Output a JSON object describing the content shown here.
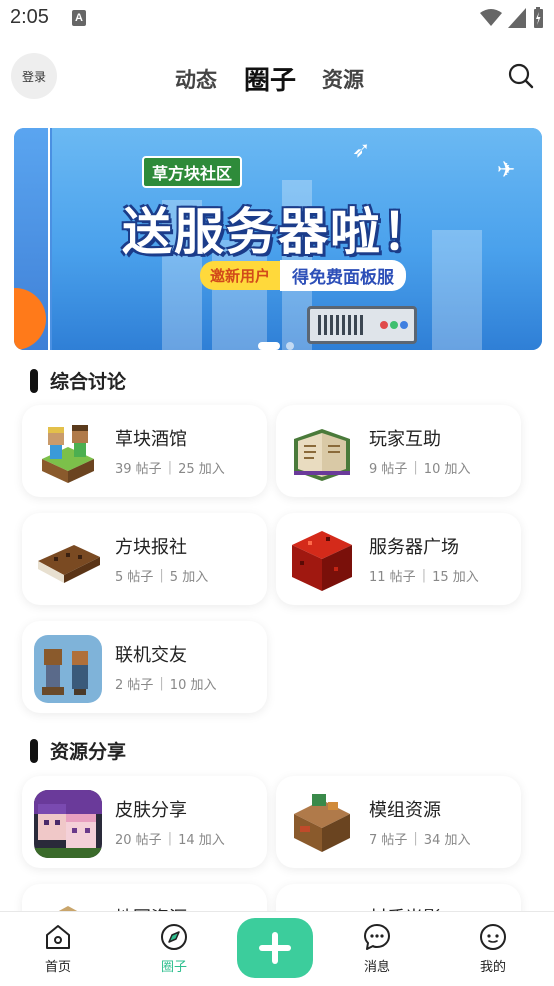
{
  "status_bar": {
    "time": "2:05",
    "notification_badge": "A"
  },
  "header": {
    "login_label": "登录",
    "tabs": [
      {
        "label": "动态",
        "active": false
      },
      {
        "label": "圈子",
        "active": true
      },
      {
        "label": "资源",
        "active": false
      }
    ]
  },
  "banner": {
    "brand": "草方块社区",
    "title": "送服务器啦！",
    "pill_left": "邀新用户",
    "pill_right": "得免费面板服",
    "page_count": 2,
    "active_page": 1
  },
  "sections": [
    {
      "title": "综合讨论",
      "cards": [
        {
          "title": "草块酒馆",
          "posts": "39 帖子",
          "joins": "25 加入",
          "icon": "grass-block-characters-icon"
        },
        {
          "title": "玩家互助",
          "posts": "9 帖子",
          "joins": "10 加入",
          "icon": "book-icon"
        },
        {
          "title": "方块报社",
          "posts": "5 帖子",
          "joins": "5 加入",
          "icon": "leather-book-icon"
        },
        {
          "title": "服务器广场",
          "posts": "11 帖子",
          "joins": "15 加入",
          "icon": "redstone-block-icon"
        },
        {
          "title": "联机交友",
          "posts": "2 帖子",
          "joins": "10 加入",
          "icon": "pixel-friends-icon"
        }
      ]
    },
    {
      "title": "资源分享",
      "cards": [
        {
          "title": "皮肤分享",
          "posts": "20 帖子",
          "joins": "14 加入",
          "icon": "skin-characters-icon"
        },
        {
          "title": "模组资源",
          "posts": "7 帖子",
          "joins": "34 加入",
          "icon": "mod-blocks-icon"
        },
        {
          "title": "地图资源",
          "icon": "map-icon"
        },
        {
          "title": "材质光影",
          "icon": "texture-icon"
        }
      ]
    }
  ],
  "bottom_nav": [
    {
      "label": "首页",
      "icon": "home-icon",
      "active": false
    },
    {
      "label": "圈子",
      "icon": "compass-icon",
      "active": true
    },
    {
      "label": "消息",
      "icon": "message-icon",
      "active": false
    },
    {
      "label": "我的",
      "icon": "profile-icon",
      "active": false
    }
  ],
  "colors": {
    "accent": "#3ccd9c",
    "active_text": "#2fbf8f"
  }
}
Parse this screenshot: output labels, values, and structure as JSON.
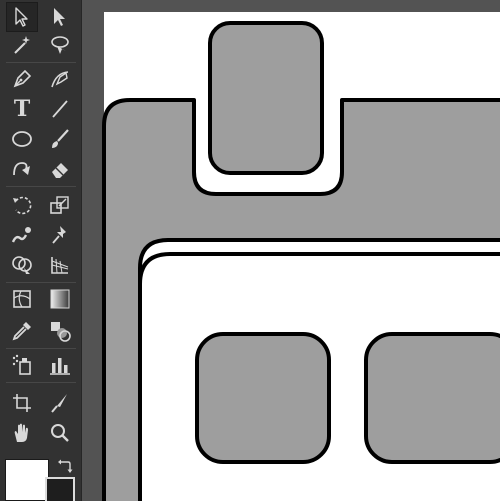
{
  "toolbar": {
    "tools": [
      {
        "row": 1,
        "left": "selection-tool",
        "right": "direct-selection-tool"
      },
      {
        "row": 2,
        "left": "magic-wand-tool",
        "right": "lasso-tool"
      },
      {
        "row": 3,
        "left": "pen-tool",
        "right": "curvature-tool"
      },
      {
        "row": 4,
        "left": "type-tool",
        "right": "line-segment-tool"
      },
      {
        "row": 5,
        "left": "ellipse-tool",
        "right": "paintbrush-tool"
      },
      {
        "row": 6,
        "left": "shaper-tool",
        "right": "eraser-tool"
      },
      {
        "row": 7,
        "left": "rotate-tool",
        "right": "scale-tool"
      },
      {
        "row": 8,
        "left": "warp-tool",
        "right": "puppet-warp-tool"
      },
      {
        "row": 9,
        "left": "shape-builder-tool",
        "right": "perspective-grid-tool"
      },
      {
        "row": 10,
        "left": "mesh-tool",
        "right": "gradient-tool"
      },
      {
        "row": 11,
        "left": "eyedropper-tool",
        "right": "blend-tool"
      },
      {
        "row": 12,
        "left": "symbol-sprayer-tool",
        "right": "column-graph-tool"
      },
      {
        "row": 13,
        "left": "artboard-tool",
        "right": "slice-tool"
      },
      {
        "row": 14,
        "left": "hand-tool",
        "right": "zoom-tool"
      }
    ],
    "selected_tool": "selection-tool",
    "type_tool_glyph": "T"
  },
  "canvas": {
    "artboard_color": "#ffffff",
    "shape_fill": "#9e9e9e",
    "shape_stroke": "#000000",
    "pasteboard_color": "#535353"
  },
  "swatches": {
    "fill": "#ffffff",
    "stroke": "#1e1e1e"
  }
}
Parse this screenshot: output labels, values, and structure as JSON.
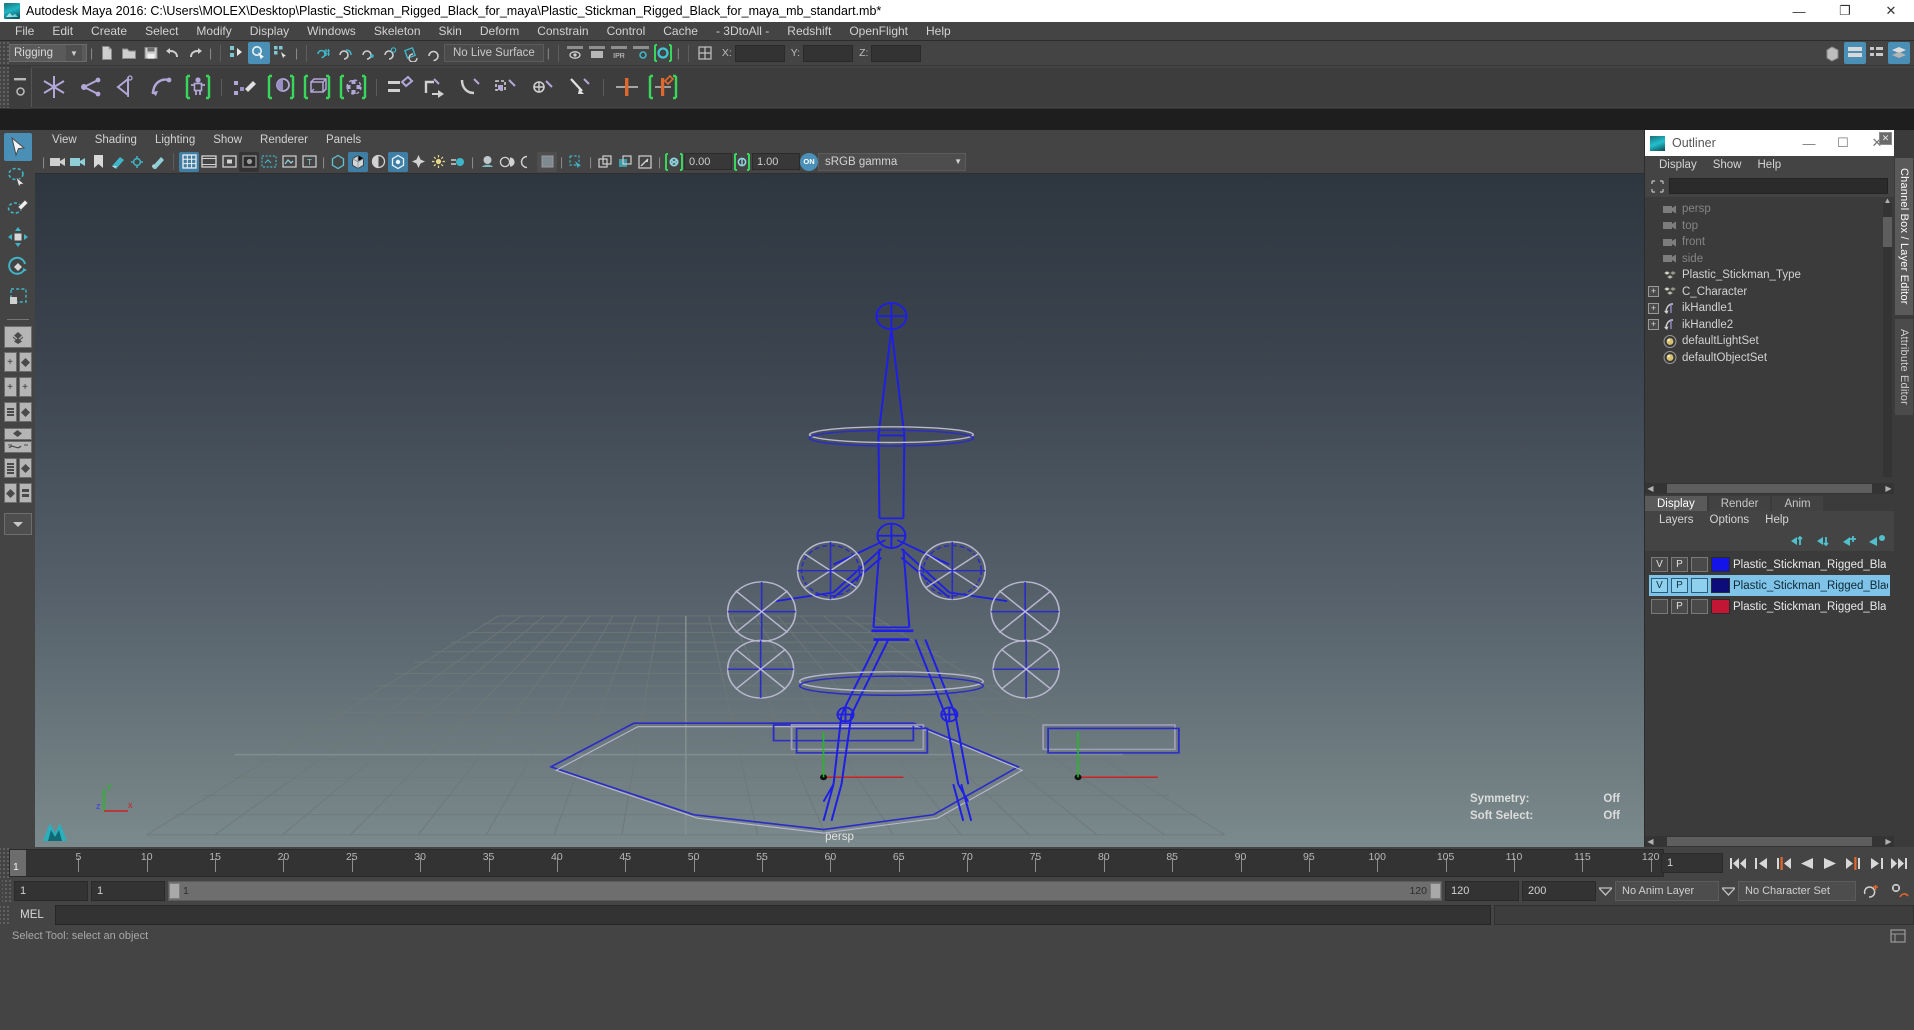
{
  "titlebar": {
    "app_title": "Autodesk Maya 2016: C:\\Users\\MOLEX\\Desktop\\Plastic_Stickman_Rigged_Black_for_maya\\Plastic_Stickman_Rigged_Black_for_maya_mb_standart.mb*",
    "minimize": "—",
    "restore": "❐",
    "close": "✕"
  },
  "menubar": {
    "items": [
      "File",
      "Edit",
      "Create",
      "Select",
      "Modify",
      "Display",
      "Windows",
      "Skeleton",
      "Skin",
      "Deform",
      "Constrain",
      "Control",
      "Cache",
      "- 3DtoAll -",
      "Redshift",
      "OpenFlight",
      "Help"
    ]
  },
  "statusline": {
    "menuset_value": "Rigging",
    "live_surface": "No Live Surface",
    "coord_labels": {
      "x": "X:",
      "y": "Y:",
      "z": "Z:"
    },
    "coord_values": {
      "x": "",
      "y": "",
      "z": ""
    }
  },
  "viewport_menu": {
    "items": [
      "View",
      "Shading",
      "Lighting",
      "Show",
      "Renderer",
      "Panels"
    ]
  },
  "viewport_toolbar": {
    "exposure_value": "0.00",
    "gamma_value": "1.00",
    "color_management_toggle": "ON",
    "view_transform": "sRGB gamma"
  },
  "viewport": {
    "camera_label": "persp",
    "hud": [
      {
        "label": "Symmetry:",
        "value": "Off"
      },
      {
        "label": "Soft Select:",
        "value": "Off"
      }
    ],
    "axis_gizmo": {
      "x": "x",
      "y": "y",
      "z": "z"
    },
    "ground_axis": {
      "x_left": "X",
      "x_right": "X",
      "y": "y",
      "z": "z"
    },
    "colors": {
      "rig_wire": "#1a1ae0",
      "control_wire": "#a9a9c4",
      "grid": "#6d7878",
      "axis_x": "#cc2222",
      "axis_y": "#22bb22",
      "axis_z": "#2233cc"
    }
  },
  "outliner": {
    "title": "Outliner",
    "window_buttons": {
      "minimize": "—",
      "maximize": "☐",
      "close": "✕"
    },
    "menu": [
      "Display",
      "Show",
      "Help"
    ],
    "search_value": "",
    "items": [
      {
        "label": "persp",
        "icon": "camera-icon",
        "dimmed": true,
        "expandable": false
      },
      {
        "label": "top",
        "icon": "camera-icon",
        "dimmed": true,
        "expandable": false
      },
      {
        "label": "front",
        "icon": "camera-icon",
        "dimmed": true,
        "expandable": false
      },
      {
        "label": "side",
        "icon": "camera-icon",
        "dimmed": true,
        "expandable": false
      },
      {
        "label": "Plastic_Stickman_Type",
        "icon": "group-icon",
        "dimmed": false,
        "expandable": false
      },
      {
        "label": "C_Character",
        "icon": "group-icon",
        "dimmed": false,
        "expandable": true
      },
      {
        "label": "ikHandle1",
        "icon": "ik-handle-icon",
        "dimmed": false,
        "expandable": true
      },
      {
        "label": "ikHandle2",
        "icon": "ik-handle-icon",
        "dimmed": false,
        "expandable": true
      },
      {
        "label": "defaultLightSet",
        "icon": "set-icon",
        "dimmed": false,
        "expandable": false
      },
      {
        "label": "defaultObjectSet",
        "icon": "set-icon",
        "dimmed": false,
        "expandable": false
      }
    ],
    "expander_symbol": "+"
  },
  "layer_editor": {
    "tabs": [
      {
        "label": "Display",
        "selected": true
      },
      {
        "label": "Render",
        "selected": false
      },
      {
        "label": "Anim",
        "selected": false
      }
    ],
    "menu": [
      "Layers",
      "Options",
      "Help"
    ],
    "layers": [
      {
        "visibility": "V",
        "playback": "P",
        "third": "",
        "color": "#1313ea",
        "name": "Plastic_Stickman_Rigged_Bla",
        "selected": false
      },
      {
        "visibility": "V",
        "playback": "P",
        "third": "",
        "color": "#0c0c7a",
        "name": "Plastic_Stickman_Rigged_Black_FBX",
        "selected": true
      },
      {
        "visibility": "",
        "playback": "P",
        "third": "",
        "color": "#c21634",
        "name": "Plastic_Stickman_Rigged_Bla",
        "selected": false
      }
    ]
  },
  "right_vtabs": [
    {
      "label": "Channel Box / Layer Editor",
      "selected": true
    },
    {
      "label": "Attribute Editor",
      "selected": false
    }
  ],
  "timeline": {
    "current_frame": "1",
    "start_display": "1",
    "tick_labels": [
      "5",
      "10",
      "15",
      "20",
      "25",
      "30",
      "35",
      "40",
      "45",
      "50",
      "55",
      "60",
      "65",
      "70",
      "75",
      "80",
      "85",
      "90",
      "95",
      "100",
      "105",
      "110",
      "115",
      "120"
    ],
    "range_start": "1",
    "range_end": "1",
    "playback_start": "1",
    "playback_end": "120",
    "anim_start": "120",
    "anim_end": "200",
    "frame_field": "1",
    "anim_layer": "No Anim Layer",
    "character_set": "No Character Set"
  },
  "playback_buttons": [
    "go-to-start",
    "step-back-key",
    "step-back-frame",
    "play-backwards",
    "play-forwards",
    "step-forward-frame",
    "step-forward-key",
    "go-to-end"
  ],
  "command_line": {
    "language_label": "MEL",
    "command_value": "",
    "result_value": ""
  },
  "status_bar": {
    "message": "Select Tool: select an object"
  },
  "toolbox": {
    "tools": [
      {
        "name": "select-tool",
        "active": true
      },
      {
        "name": "lasso-select-tool",
        "active": false
      },
      {
        "name": "paint-select-tool",
        "active": false
      },
      {
        "name": "move-tool",
        "active": false
      },
      {
        "name": "rotate-tool",
        "active": false
      },
      {
        "name": "scale-tool",
        "active": false
      }
    ],
    "layout_presets": [
      "single-perspective-layout",
      "four-view-layout",
      "outliner-persp-layout",
      "persp-graph-layout",
      "hypershade-persp-layout",
      "persp-graph-outliner-layout"
    ]
  }
}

▬▬▬▬▬▬

_Exercise_:
Filter for "perspective". Return all lines that hold it.

_Answer to the problem_:
        "right": "perspective-grid-tool"
      "single-perspective-layout",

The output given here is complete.